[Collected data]
____

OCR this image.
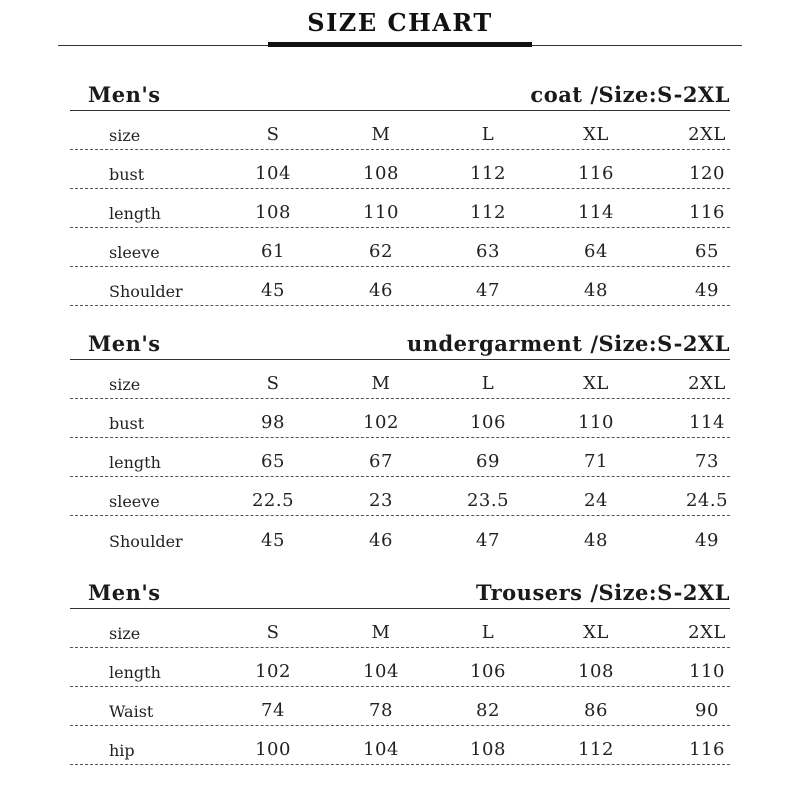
SIZE CHART
Men's	coat /Size:S-2XL
size	S	M	L	XL	2XL
bust	104	108	112	116	120
length	108	110	112	114	116
sleeve	61	62	63	64	65
Shoulder	45	46	47	48	49
Men's	undergarment /Size:S-2XL
size	S	M	L	XL	2XL
bust	98	102	106	110	114
length	65	67	69	71	73
sleeve	22.5	23	23.5	24	24.5
Shoulder	45	46	47	48	49
Men's	Trousers /Size:S-2XL
size	S	M	L	XL	2XL
length	102	104	106	108	110
Waist	74	78	82	86	90
hip	100	104	108	112	116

____

◆ **What the task requires**: Write out the full set of lines verbatim, without the pictures.

◆ **Solution for this problem**:
OCR this image.
SIZE CHART
Men's	coat /Size:S-2XL
size	S	M	L	XL	2XL
bust	104	108	112	116	120
length	108	110	112	114	116
sleeve	61	62	63	64	65
Shoulder	45	46	47	48	49
Men's	undergarment /Size:S-2XL
size	S	M	L	XL	2XL
bust	98	102	106	110	114
length	65	67	69	71	73
sleeve	22.5	23	23.5	24	24.5
Shoulder	45	46	47	48	49
Men's	Trousers /Size:S-2XL
size	S	M	L	XL	2XL
length	102	104	106	108	110
Waist	74	78	82	86	90
hip	100	104	108	112	116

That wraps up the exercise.